## BEGIN Extracted records
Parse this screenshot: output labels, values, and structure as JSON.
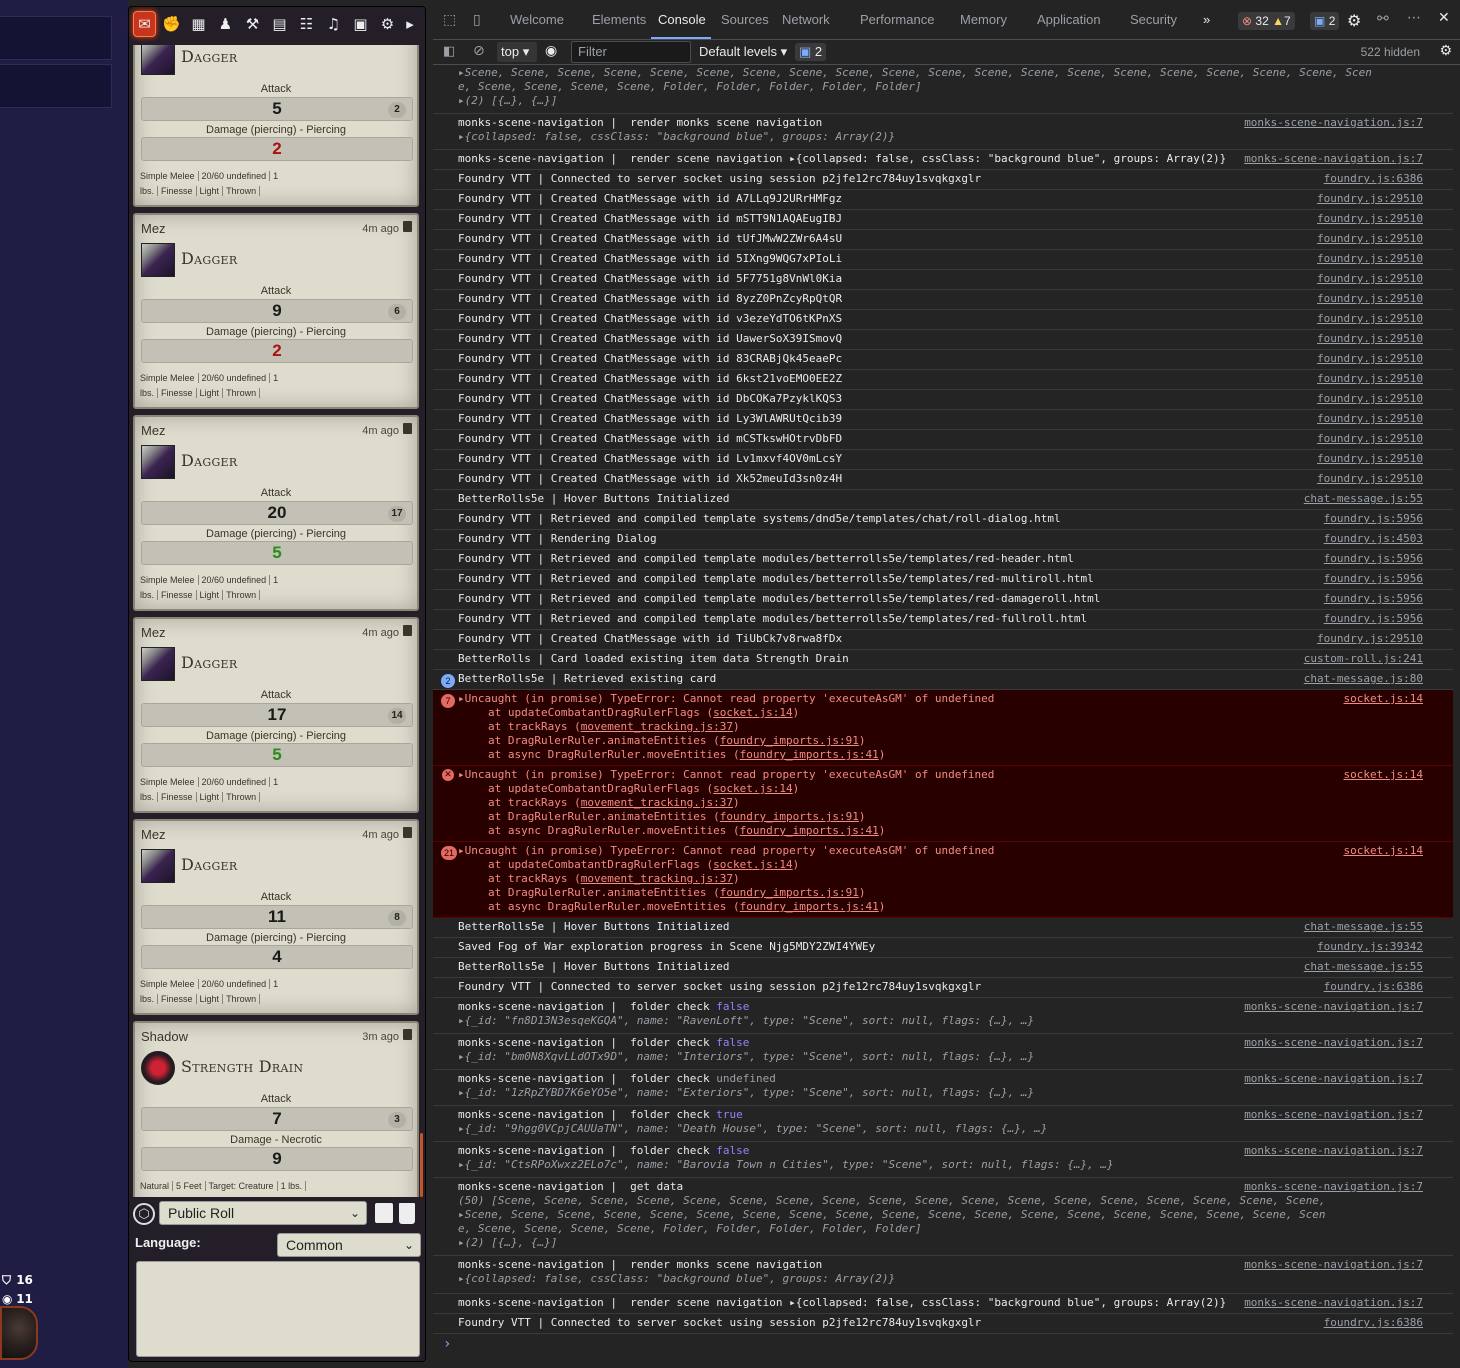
{
  "game": {
    "token_stats": [
      {
        "icon": "shield-icon",
        "value": "16"
      },
      {
        "icon": "eye-icon",
        "value": "11"
      }
    ]
  },
  "sidebar": {
    "tabs": [
      "chat-icon",
      "combat-icon",
      "scenes-icon",
      "actors-icon",
      "items-icon",
      "journal-icon",
      "tables-icon",
      "playlists-icon",
      "compendium-icon",
      "settings-icon",
      "collapse-icon"
    ],
    "cards": [
      {
        "speaker": "",
        "time": "",
        "item": "Dagger",
        "attack_label": "Attack",
        "attack": "5",
        "attack_nat": "2",
        "damage_label": "Damage (piercing) - Piercing",
        "damage": "2",
        "damage_style": "crit-fail",
        "props": [
          "Simple Melee",
          "20/60 undefined",
          "1 lbs.",
          "Finesse",
          "Light",
          "Thrown"
        ]
      },
      {
        "speaker": "Mez",
        "time": "4m ago",
        "item": "Dagger",
        "attack_label": "Attack",
        "attack": "9",
        "attack_nat": "6",
        "damage_label": "Damage (piercing) - Piercing",
        "damage": "2",
        "damage_style": "crit-fail",
        "props": [
          "Simple Melee",
          "20/60 undefined",
          "1 lbs.",
          "Finesse",
          "Light",
          "Thrown"
        ]
      },
      {
        "speaker": "Mez",
        "time": "4m ago",
        "item": "Dagger",
        "attack_label": "Attack",
        "attack": "20",
        "attack_nat": "17",
        "damage_label": "Damage (piercing) - Piercing",
        "damage": "5",
        "damage_style": "success",
        "props": [
          "Simple Melee",
          "20/60 undefined",
          "1 lbs.",
          "Finesse",
          "Light",
          "Thrown"
        ]
      },
      {
        "speaker": "Mez",
        "time": "4m ago",
        "item": "Dagger",
        "attack_label": "Attack",
        "attack": "17",
        "attack_nat": "14",
        "damage_label": "Damage (piercing) - Piercing",
        "damage": "5",
        "damage_style": "success",
        "props": [
          "Simple Melee",
          "20/60 undefined",
          "1 lbs.",
          "Finesse",
          "Light",
          "Thrown"
        ]
      },
      {
        "speaker": "Mez",
        "time": "4m ago",
        "item": "Dagger",
        "attack_label": "Attack",
        "attack": "11",
        "attack_nat": "8",
        "damage_label": "Damage (piercing) - Piercing",
        "damage": "4",
        "damage_style": "",
        "props": [
          "Simple Melee",
          "20/60 undefined",
          "1 lbs.",
          "Finesse",
          "Light",
          "Thrown"
        ]
      },
      {
        "speaker": "Shadow",
        "time": "3m ago",
        "item": "Strength Drain",
        "attack_label": "Attack",
        "attack": "7",
        "attack_nat": "3",
        "damage_label": "Damage - Necrotic",
        "damage": "9",
        "damage_style": "",
        "props": [
          "Natural",
          "5 Feet",
          "Target: Creature",
          "1 lbs."
        ]
      }
    ],
    "roll_mode": "Public Roll",
    "language_label": "Language:",
    "language": "Common"
  },
  "devtools": {
    "tabs": [
      "Welcome",
      "Elements",
      "Console",
      "Sources",
      "Network",
      "Performance",
      "Memory",
      "Application",
      "Security"
    ],
    "active_tab": "Console",
    "more": "»",
    "error_count": "32",
    "warning_count": "7",
    "message_count": "2",
    "context": "top",
    "filter_placeholder": "Filter",
    "levels": "Default levels ▾",
    "issues": "2",
    "hidden": "522 hidden",
    "prompt": "›",
    "lines": [
      {
        "h": 48,
        "kind": "sub-only",
        "sub": [
          "▸Scene, Scene, Scene, Scene, Scene, Scene, Scene, Scene, Scene, Scene, Scene, Scene, Scene, Scene, Scene, Scene, Scene, Scene, Scene, Scen",
          "e, Scene, Scene, Scene, Scene, Folder, Folder, Folder, Folder, Folder]",
          "▸(2) [{…}, {…}]"
        ]
      },
      {
        "h": 36,
        "text": "monks-scene-navigation |  render monks scene navigation",
        "src": "monks-scene-navigation.js:7",
        "sub": [
          "▸{collapsed: false, cssClass: \"background blue\", groups: Array(2)}"
        ]
      },
      {
        "h": 20,
        "text": "monks-scene-navigation |  render scene navigation ▸{collapsed: false, cssClass: \"background blue\", groups: Array(2)}",
        "src": "monks-scene-navigation.js:7"
      },
      {
        "h": 20,
        "text": "Foundry VTT | Connected to server socket using session p2jfe12rc784uy1svqkgxglr",
        "src": "foundry.js:6386"
      },
      {
        "h": 20,
        "text": "Foundry VTT | Created ChatMessage with id A7LLq9J2URrHMFgz",
        "src": "foundry.js:29510"
      },
      {
        "h": 20,
        "text": "Foundry VTT | Created ChatMessage with id mSTT9N1AQAEugIBJ",
        "src": "foundry.js:29510"
      },
      {
        "h": 20,
        "text": "Foundry VTT | Created ChatMessage with id tUfJMwW2ZWr6A4sU",
        "src": "foundry.js:29510"
      },
      {
        "h": 20,
        "text": "Foundry VTT | Created ChatMessage with id 5IXng9WQG7xPIoLi",
        "src": "foundry.js:29510"
      },
      {
        "h": 20,
        "text": "Foundry VTT | Created ChatMessage with id 5F7751g8VnWl0Kia",
        "src": "foundry.js:29510"
      },
      {
        "h": 20,
        "text": "Foundry VTT | Created ChatMessage with id 8yzZ0PnZcyRpQtQR",
        "src": "foundry.js:29510"
      },
      {
        "h": 20,
        "text": "Foundry VTT | Created ChatMessage with id v3ezeYdTO6tKPnXS",
        "src": "foundry.js:29510"
      },
      {
        "h": 20,
        "text": "Foundry VTT | Created ChatMessage with id UawerSoX39ISmovQ",
        "src": "foundry.js:29510"
      },
      {
        "h": 20,
        "text": "Foundry VTT | Created ChatMessage with id 83CRABjQk45eaePc",
        "src": "foundry.js:29510"
      },
      {
        "h": 20,
        "text": "Foundry VTT | Created ChatMessage with id 6kst21voEMO0EE2Z",
        "src": "foundry.js:29510"
      },
      {
        "h": 20,
        "text": "Foundry VTT | Created ChatMessage with id DbCOKa7PzyklKQS3",
        "src": "foundry.js:29510"
      },
      {
        "h": 20,
        "text": "Foundry VTT | Created ChatMessage with id Ly3WlAWRUtQcib39",
        "src": "foundry.js:29510"
      },
      {
        "h": 20,
        "text": "Foundry VTT | Created ChatMessage with id mCSTkswHOtrvDbFD",
        "src": "foundry.js:29510"
      },
      {
        "h": 20,
        "text": "Foundry VTT | Created ChatMessage with id Lv1mxvf4OV0mLcsY",
        "src": "foundry.js:29510"
      },
      {
        "h": 20,
        "text": "Foundry VTT | Created ChatMessage with id Xk52meuId3sn0z4H",
        "src": "foundry.js:29510"
      },
      {
        "h": 20,
        "text": "BetterRolls5e | Hover Buttons Initialized",
        "src": "chat-message.js:55"
      },
      {
        "h": 20,
        "text": "Foundry VTT | Retrieved and compiled template systems/dnd5e/templates/chat/roll-dialog.html",
        "src": "foundry.js:5956"
      },
      {
        "h": 20,
        "text": "Foundry VTT | Rendering Dialog",
        "src": "foundry.js:4503"
      },
      {
        "h": 20,
        "text": "Foundry VTT | Retrieved and compiled template modules/betterrolls5e/templates/red-header.html",
        "src": "foundry.js:5956"
      },
      {
        "h": 20,
        "text": "Foundry VTT | Retrieved and compiled template modules/betterrolls5e/templates/red-multiroll.html",
        "src": "foundry.js:5956"
      },
      {
        "h": 20,
        "text": "Foundry VTT | Retrieved and compiled template modules/betterrolls5e/templates/red-damageroll.html",
        "src": "foundry.js:5956"
      },
      {
        "h": 20,
        "text": "Foundry VTT | Retrieved and compiled template modules/betterrolls5e/templates/red-fullroll.html",
        "src": "foundry.js:5956"
      },
      {
        "h": 20,
        "text": "Foundry VTT | Created ChatMessage with id TiUbCk7v8rwa8fDx",
        "src": "foundry.js:29510"
      },
      {
        "h": 20,
        "text": "BetterRolls | Card loaded existing item data Strength Drain",
        "src": "custom-roll.js:241"
      },
      {
        "h": 20,
        "text": "BetterRolls5e | Retrieved existing card",
        "src": "chat-message.js:80",
        "counter": "2",
        "counter_style": "blue"
      },
      {
        "h": 76,
        "kind": "error",
        "counter": "7",
        "text": "▸Uncaught (in promise) TypeError: Cannot read property 'executeAsGM' of undefined",
        "src": "socket.js:14",
        "stack": [
          [
            "at updateCombatantDragRulerFlags (",
            "socket.js:14",
            ")"
          ],
          [
            "at trackRays (",
            "movement_tracking.js:37",
            ")"
          ],
          [
            "at DragRulerRuler.animateEntities (",
            "foundry_imports.js:91",
            ")"
          ],
          [
            "at async DragRulerRuler.moveEntities (",
            "foundry_imports.js:41",
            ")"
          ]
        ]
      },
      {
        "h": 76,
        "kind": "error",
        "counter": "",
        "text": "▸Uncaught (in promise) TypeError: Cannot read property 'executeAsGM' of undefined",
        "src": "socket.js:14",
        "stack": [
          [
            "at updateCombatantDragRulerFlags (",
            "socket.js:14",
            ")"
          ],
          [
            "at trackRays (",
            "movement_tracking.js:37",
            ")"
          ],
          [
            "at DragRulerRuler.animateEntities (",
            "foundry_imports.js:91",
            ")"
          ],
          [
            "at async DragRulerRuler.moveEntities (",
            "foundry_imports.js:41",
            ")"
          ]
        ]
      },
      {
        "h": 76,
        "kind": "error",
        "counter": "21",
        "text": "▸Uncaught (in promise) TypeError: Cannot read property 'executeAsGM' of undefined",
        "src": "socket.js:14",
        "stack": [
          [
            "at updateCombatantDragRulerFlags (",
            "socket.js:14",
            ")"
          ],
          [
            "at trackRays (",
            "movement_tracking.js:37",
            ")"
          ],
          [
            "at DragRulerRuler.animateEntities (",
            "foundry_imports.js:91",
            ")"
          ],
          [
            "at async DragRulerRuler.moveEntities (",
            "foundry_imports.js:41",
            ")"
          ]
        ]
      },
      {
        "h": 20,
        "text": "BetterRolls5e | Hover Buttons Initialized",
        "src": "chat-message.js:55"
      },
      {
        "h": 20,
        "text": "Saved Fog of War exploration progress in Scene Njg5MDY2ZWI4YWEy",
        "src": "foundry.js:39342"
      },
      {
        "h": 20,
        "text": "BetterRolls5e | Hover Buttons Initialized",
        "src": "chat-message.js:55"
      },
      {
        "h": 20,
        "text": "Foundry VTT | Connected to server socket using session p2jfe12rc784uy1svqkgxglr",
        "src": "foundry.js:6386"
      },
      {
        "h": 36,
        "text": "monks-scene-navigation |  folder check ",
        "val": "false",
        "src": "monks-scene-navigation.js:7",
        "sub": [
          "▸{_id: \"fn8D13N3esqeKGQA\", name: \"RavenLoft\", type: \"Scene\", sort: null, flags: {…}, …}"
        ]
      },
      {
        "h": 36,
        "text": "monks-scene-navigation |  folder check ",
        "val": "false",
        "src": "monks-scene-navigation.js:7",
        "sub": [
          "▸{_id: \"bm0N8XqvLLdOTx9D\", name: \"Interiors\", type: \"Scene\", sort: null, flags: {…}, …}"
        ]
      },
      {
        "h": 36,
        "text": "monks-scene-navigation |  folder check ",
        "val": "undefined",
        "src": "monks-scene-navigation.js:7",
        "sub": [
          "▸{_id: \"1zRpZYBD7K6eYO5e\", name: \"Exteriors\", type: \"Scene\", sort: null, flags: {…}, …}"
        ]
      },
      {
        "h": 36,
        "text": "monks-scene-navigation |  folder check ",
        "val": "true",
        "src": "monks-scene-navigation.js:7",
        "sub": [
          "▸{_id: \"9hgg0VCpjCAUUaTN\", name: \"Death House\", type: \"Scene\", sort: null, flags: {…}, …}"
        ]
      },
      {
        "h": 36,
        "text": "monks-scene-navigation |  folder check ",
        "val": "false",
        "src": "monks-scene-navigation.js:7",
        "sub": [
          "▸{_id: \"CtsRPoXwxz2ELo7c\", name: \"Barovia Town n Cities\", type: \"Scene\", sort: null, flags: {…}, …}"
        ]
      },
      {
        "h": 78,
        "text": "monks-scene-navigation |  get data",
        "src": "monks-scene-navigation.js:7",
        "sub": [
          "(50) [Scene, Scene, Scene, Scene, Scene, Scene, Scene, Scene, Scene, Scene, Scene, Scene, Scene, Scene, Scene, Scene, Scene, Scene,",
          "▸Scene, Scene, Scene, Scene, Scene, Scene, Scene, Scene, Scene, Scene, Scene, Scene, Scene, Scene, Scene, Scene, Scene, Scene, Scen",
          "e, Scene, Scene, Scene, Scene, Folder, Folder, Folder, Folder, Folder]",
          "▸(2) [{…}, {…}]"
        ]
      },
      {
        "h": 38,
        "text": "monks-scene-navigation |  render monks scene navigation",
        "src": "monks-scene-navigation.js:7",
        "sub": [
          "▸{collapsed: false, cssClass: \"background blue\", groups: Array(2)}"
        ]
      },
      {
        "h": 20,
        "text": "monks-scene-navigation |  render scene navigation ▸{collapsed: false, cssClass: \"background blue\", groups: Array(2)}",
        "src": "monks-scene-navigation.js:7"
      },
      {
        "h": 20,
        "text": "Foundry VTT | Connected to server socket using session p2jfe12rc784uy1svqkgxglr",
        "src": "foundry.js:6386"
      }
    ]
  }
}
## END Extracted records
Exercise prompt —
From the records above, pull out every line containing the word "Strength".

Written solution —
        "item": "Strength Drain",
        "text": "BetterRolls | Card loaded existing item data Strength Drain",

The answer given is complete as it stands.